THE EXERCISE -> Select every line holding the word "PRASANTHI" and copy it.

-------- EXERCISE INPUTS

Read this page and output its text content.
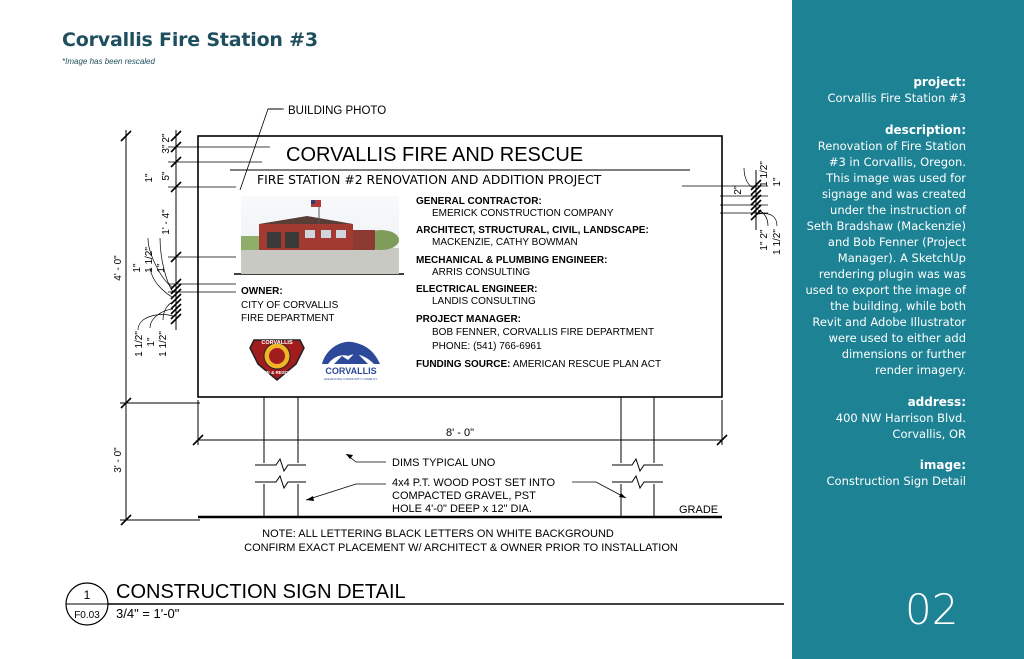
Corvallis Fire Station #3
*Image has been rescaled
4' - 0"
3' - 0"
3"
2"
5"
1"
1' - 4"
1" 1 1/2" 1"
1 1/2" 1" 1 1/2"
1 1/2" 1"
2"
2"
1" 1 1/2"
BUILDING PHOTO
8' - 0"
DIMS TYPICAL UNO
4x4 P.T. WOOD POST SET INTO
COMPACTED GRAVEL, PST
HOLE 4'-0" DEEP x 12" DIA.	GRADE
NOTE: ALL LETTERING BLACK LETTERS ON WHITE BACKGROUND
CONFIRM EXACT PLACEMENT W/ ARCHITECT & OWNER PRIOR TO INSTALLATION
1
F0.03
CONSTRUCTION SIGN DETAIL
3/4" = 1'-0"
CORVALLIS FIRE AND RESCUE
FIRE STATION #2 RENOVATION AND ADDITION PROJECT
OWNER:
CITY OF CORVALLIS
FIRE DEPARTMENT
CORVALLIS
FIRE & RESCUE	CORVALLIS
ENHANCING COMMUNITY LIVABILITY
GENERAL CONTRACTOR:
EMERICK CONSTRUCTION COMPANY
ARCHITECT, STRUCTURAL, CIVIL, LANDSCAPE:
MACKENZIE, CATHY BOWMAN
MECHANICAL & PLUMBING ENGINEER:
ARRIS CONSULTING
ELECTRICAL ENGINEER:
LANDIS CONSULTING
PROJECT MANAGER:
BOB FENNER, CORVALLIS FIRE DEPARTMENT
PHONE: (541) 766-6961
FUNDING SOURCE: AMERICAN RESCUE PLAN ACT
project:
Corvallis Fire Station #3
description:
Renovation of Fire Station
#3 in Corvallis, Oregon.
This image was used for
signage and was created
under the instruction of
Seth Bradshaw (Mackenzie)
and Bob Fenner (Project
Manager). A SketchUp
rendering plugin was was
used to export the image of
the building, while both
Revit and Adobe Illustrator
were used to either add
dimensions or further
render imagery.
address:
400 NW Harrison Blvd.
Corvallis, OR
image:
Construction Sign Detail
02
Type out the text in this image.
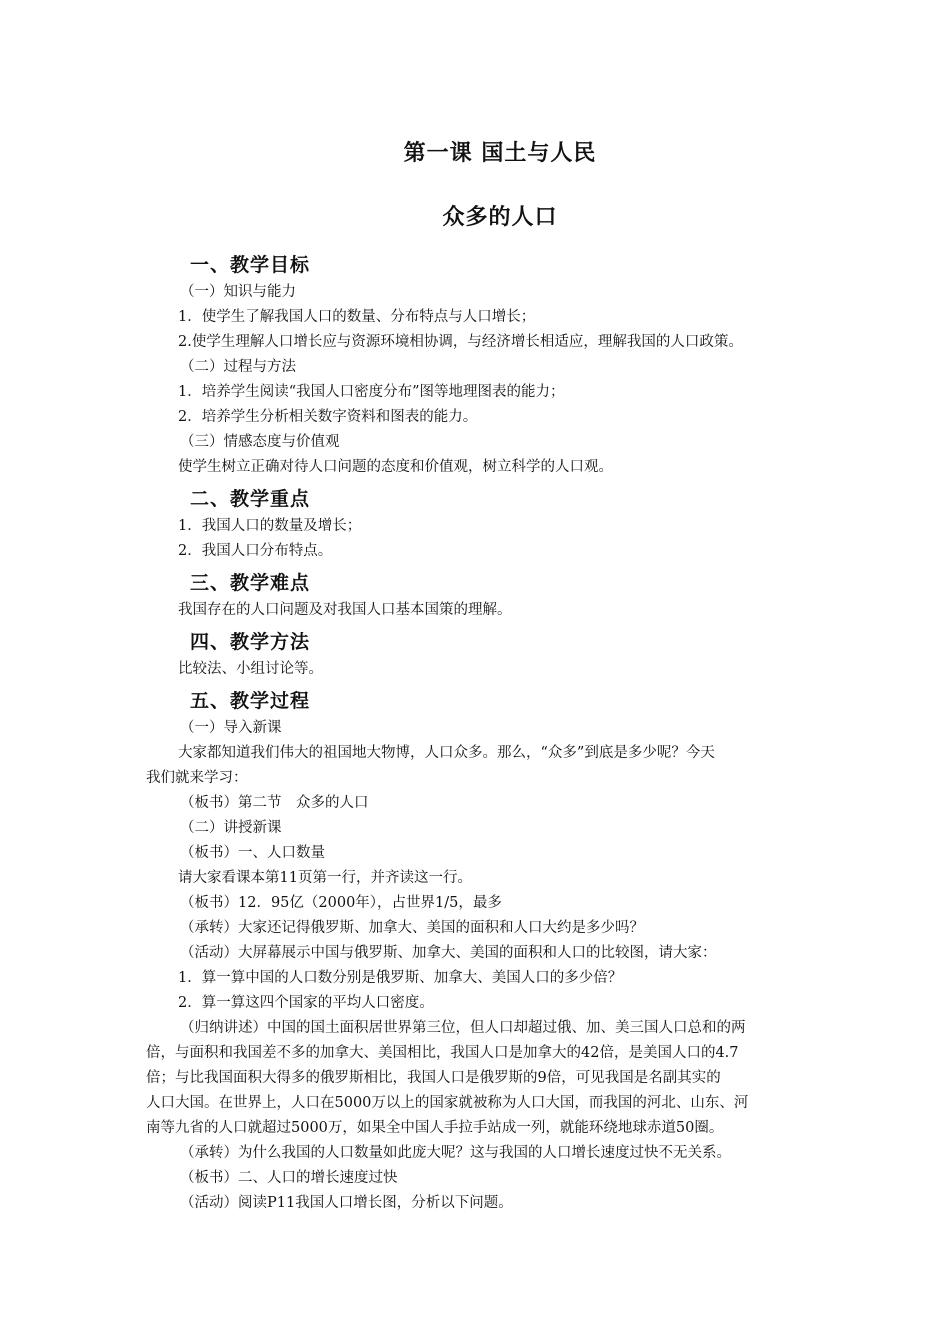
第一课 国土与人民
众多的人口
一、教学目标
（一）知识与能力
1．使学生了解我国人口的数量、分布特点与人口增长；
2.使学生理解人口增长应与资源环境相协调，与经济增长相适应，理解我国的人口政策。
（二）过程与方法
1．培养学生阅读“我国人口密度分布”图等地理图表的能力；
2．培养学生分析相关数字资料和图表的能力。
（三）情感态度与价值观
使学生树立正确对待人口问题的态度和价值观，树立科学的人口观。
二、教学重点
1．我国人口的数量及增长；
2．我国人口分布特点。
三、教学难点
我国存在的人口问题及对我国人口基本国策的理解。
四、教学方法
比较法、小组讨论等。
五、教学过程
（一）导入新课
大家都知道我们伟大的祖国地大物博，人口众多。那么，“众多”到底是多少呢？今天
我们就来学习：
（板书）第二节　众多的人口
（二）讲授新课
（板书）一、人口数量
请大家看课本第11页第一行，并齐读这一行。
（板书）12．95亿（2000年），占世界1/5，最多
（承转）大家还记得俄罗斯、加拿大、美国的面积和人口大约是多少吗？
（活动）大屏幕展示中国与俄罗斯、加拿大、美国的面积和人口的比较图，请大家：
1．算一算中国的人口数分别是俄罗斯、加拿大、美国人口的多少倍？
2．算一算这四个国家的平均人口密度。
（归纳讲述）中国的国土面积居世界第三位，但人口却超过俄、加、美三国人口总和的两
倍，与面积和我国差不多的加拿大、美国相比，我国人口是加拿大的42倍，是美国人口的4.7
倍；与比我国面积大得多的俄罗斯相比，我国人口是俄罗斯的9倍，可见我国是名副其实的
人口大国。在世界上，人口在5000万以上的国家就被称为人口大国，而我国的河北、山东、河
南等九省的人口就超过5000万，如果全中国人手拉手站成一列，就能环绕地球赤道50圈。
（承转）为什么我国的人口数量如此庞大呢？这与我国的人口增长速度过快不无关系。
（板书）二、人口的增长速度过快
（活动）阅读P11我国人口增长图，分析以下问题。
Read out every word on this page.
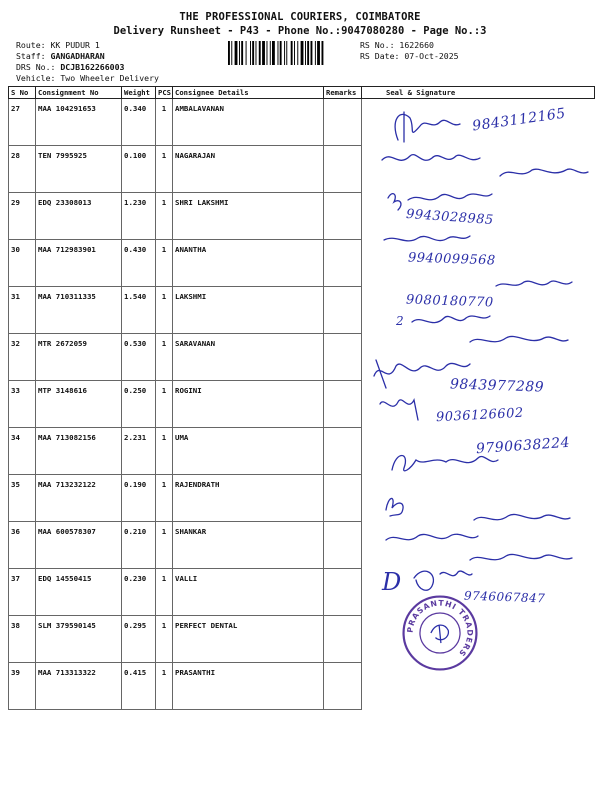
THE PROFESSIONAL COURIERS, COIMBATORE
Delivery Runsheet - P43 - Phone No.:9047080280 - Page No.:3
Route: KK PUDUR 1
Staff: GANGADHARAN
DRS No.: DCJB162266003
Vehicle: Two Wheeler Delivery
RS No.: 1622660
RS Date: 07-Oct-2025
S No	Consignment No	Weight	PCS	Consignee Details	Remarks	Seal & Signature
27	MAA 104291653	0.340	1	AMBALAVANAN		
28	TEN 7995925	0.100	1	NAGARAJAN		
29	EDQ 23308013	1.230	1	SHRI LAKSHMI		
30	MAA 712983901	0.430	1	ANANTHA		
31	MAA 710311335	1.540	1	LAKSHMI		
32	MTR 2672059	0.530	1	SARAVANAN		
33	MTP 3148616	0.250	1	ROGINI		
34	MAA 713082156	2.231	1	UMA		
35	MAA 713232122	0.190	1	RAJENDRATH		
36	MAA 600578307	0.210	1	SHANKAR		
37	EDQ 14550415	0.230	1	VALLI		
38	SLM 379590145	0.295	1	PERFECT DENTAL		
39	MAA 713313322	0.415	1	PRASANTHI		
9843112165
9943028985
9940099568
9080180770
2
9843977289
9036126602
9790638224
9746067847
D
PRASANTHI TRADERS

----------------

THE SOLUTION ->
39	MAA 713313322	0.415	1	PRASANTHI		
PRASANTHI TRADERS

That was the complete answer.